Supplied data
* begin *

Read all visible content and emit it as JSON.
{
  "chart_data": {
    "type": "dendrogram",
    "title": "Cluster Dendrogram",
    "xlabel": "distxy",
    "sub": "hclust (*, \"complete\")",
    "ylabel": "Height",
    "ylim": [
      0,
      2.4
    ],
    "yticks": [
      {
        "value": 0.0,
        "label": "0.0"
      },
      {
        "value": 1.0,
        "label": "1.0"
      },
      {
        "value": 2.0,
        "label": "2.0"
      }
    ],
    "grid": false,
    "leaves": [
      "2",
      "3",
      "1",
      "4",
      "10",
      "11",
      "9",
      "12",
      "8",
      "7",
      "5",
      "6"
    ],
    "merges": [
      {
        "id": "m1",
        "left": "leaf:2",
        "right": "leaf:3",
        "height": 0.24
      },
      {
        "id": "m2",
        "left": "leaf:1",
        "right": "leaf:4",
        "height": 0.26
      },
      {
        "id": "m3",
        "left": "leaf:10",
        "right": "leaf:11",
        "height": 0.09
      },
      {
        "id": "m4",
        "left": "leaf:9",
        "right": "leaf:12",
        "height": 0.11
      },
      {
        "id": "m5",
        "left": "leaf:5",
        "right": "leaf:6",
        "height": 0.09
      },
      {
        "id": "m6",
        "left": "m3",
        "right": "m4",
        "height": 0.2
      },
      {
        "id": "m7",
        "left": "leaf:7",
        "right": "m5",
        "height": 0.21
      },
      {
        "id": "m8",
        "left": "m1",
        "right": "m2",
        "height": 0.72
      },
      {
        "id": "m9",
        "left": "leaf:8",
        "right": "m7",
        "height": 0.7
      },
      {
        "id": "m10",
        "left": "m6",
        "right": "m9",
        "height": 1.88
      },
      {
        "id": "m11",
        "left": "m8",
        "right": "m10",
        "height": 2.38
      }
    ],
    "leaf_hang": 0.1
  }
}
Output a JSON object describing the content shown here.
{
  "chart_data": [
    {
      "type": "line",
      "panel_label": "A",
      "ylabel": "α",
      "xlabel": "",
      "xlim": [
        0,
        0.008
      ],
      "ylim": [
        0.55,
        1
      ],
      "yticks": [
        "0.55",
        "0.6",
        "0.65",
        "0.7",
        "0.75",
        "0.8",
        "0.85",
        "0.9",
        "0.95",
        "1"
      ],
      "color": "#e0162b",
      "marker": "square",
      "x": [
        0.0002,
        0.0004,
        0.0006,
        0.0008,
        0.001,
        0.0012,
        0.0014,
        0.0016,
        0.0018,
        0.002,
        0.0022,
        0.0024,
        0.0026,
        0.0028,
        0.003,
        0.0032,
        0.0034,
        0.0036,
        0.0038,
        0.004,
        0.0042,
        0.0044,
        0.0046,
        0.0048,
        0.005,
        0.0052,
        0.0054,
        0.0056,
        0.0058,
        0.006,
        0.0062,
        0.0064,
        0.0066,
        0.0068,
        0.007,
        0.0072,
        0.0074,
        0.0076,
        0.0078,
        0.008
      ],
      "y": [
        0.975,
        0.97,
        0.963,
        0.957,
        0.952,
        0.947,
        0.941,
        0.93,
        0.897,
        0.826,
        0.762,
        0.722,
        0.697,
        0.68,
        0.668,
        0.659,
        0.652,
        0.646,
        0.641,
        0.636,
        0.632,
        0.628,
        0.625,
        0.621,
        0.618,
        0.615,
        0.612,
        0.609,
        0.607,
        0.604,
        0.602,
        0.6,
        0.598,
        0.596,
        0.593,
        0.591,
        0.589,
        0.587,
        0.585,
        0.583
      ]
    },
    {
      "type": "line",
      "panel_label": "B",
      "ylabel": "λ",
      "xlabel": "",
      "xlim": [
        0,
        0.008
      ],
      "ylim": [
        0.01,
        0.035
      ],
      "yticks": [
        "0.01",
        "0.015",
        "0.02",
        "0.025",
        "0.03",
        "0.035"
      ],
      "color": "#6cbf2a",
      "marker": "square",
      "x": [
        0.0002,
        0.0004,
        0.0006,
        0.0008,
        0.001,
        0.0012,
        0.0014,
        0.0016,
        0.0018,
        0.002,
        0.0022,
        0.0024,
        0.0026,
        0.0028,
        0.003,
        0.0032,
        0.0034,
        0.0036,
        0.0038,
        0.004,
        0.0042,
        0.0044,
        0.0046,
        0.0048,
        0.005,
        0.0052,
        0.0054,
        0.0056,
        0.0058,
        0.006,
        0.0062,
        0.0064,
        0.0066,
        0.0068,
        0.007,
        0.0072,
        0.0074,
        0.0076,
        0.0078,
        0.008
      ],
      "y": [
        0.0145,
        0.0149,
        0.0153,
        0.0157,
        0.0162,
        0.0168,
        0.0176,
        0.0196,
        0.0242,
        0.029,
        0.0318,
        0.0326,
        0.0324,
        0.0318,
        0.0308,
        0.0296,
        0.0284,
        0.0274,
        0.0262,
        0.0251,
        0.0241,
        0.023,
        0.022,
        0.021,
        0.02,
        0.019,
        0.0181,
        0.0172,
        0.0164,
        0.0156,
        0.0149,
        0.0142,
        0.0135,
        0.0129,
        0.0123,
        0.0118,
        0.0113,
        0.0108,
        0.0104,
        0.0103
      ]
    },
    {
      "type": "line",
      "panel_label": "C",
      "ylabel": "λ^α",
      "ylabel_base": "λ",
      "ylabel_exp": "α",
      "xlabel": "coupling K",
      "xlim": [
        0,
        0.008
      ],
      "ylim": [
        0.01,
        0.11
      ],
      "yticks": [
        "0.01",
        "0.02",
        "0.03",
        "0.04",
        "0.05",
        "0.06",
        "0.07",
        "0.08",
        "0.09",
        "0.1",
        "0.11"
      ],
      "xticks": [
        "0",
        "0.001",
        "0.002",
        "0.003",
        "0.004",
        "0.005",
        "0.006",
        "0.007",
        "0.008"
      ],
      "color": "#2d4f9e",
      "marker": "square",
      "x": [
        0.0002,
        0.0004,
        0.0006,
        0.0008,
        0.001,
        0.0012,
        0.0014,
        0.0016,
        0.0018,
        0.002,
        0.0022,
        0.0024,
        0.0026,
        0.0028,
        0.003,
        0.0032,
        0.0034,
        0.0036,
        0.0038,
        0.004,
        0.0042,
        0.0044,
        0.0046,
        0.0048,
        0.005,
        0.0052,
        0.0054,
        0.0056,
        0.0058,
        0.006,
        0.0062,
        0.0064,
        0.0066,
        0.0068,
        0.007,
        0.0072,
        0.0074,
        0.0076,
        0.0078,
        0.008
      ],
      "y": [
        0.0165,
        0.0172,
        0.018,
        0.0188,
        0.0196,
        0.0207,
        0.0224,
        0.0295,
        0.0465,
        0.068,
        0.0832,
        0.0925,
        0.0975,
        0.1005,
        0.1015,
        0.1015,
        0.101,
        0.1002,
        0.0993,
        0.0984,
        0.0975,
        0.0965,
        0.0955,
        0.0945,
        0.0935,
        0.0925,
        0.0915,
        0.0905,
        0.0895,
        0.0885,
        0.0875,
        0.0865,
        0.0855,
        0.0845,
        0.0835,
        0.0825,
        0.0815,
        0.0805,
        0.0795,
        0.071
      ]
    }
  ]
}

* end *

Locate the string "content" in the listing above and copy every line where it occurs.

Response to the exercise
Read all visible content and emit it as JSON.
Output a JSON object describing the content shown here.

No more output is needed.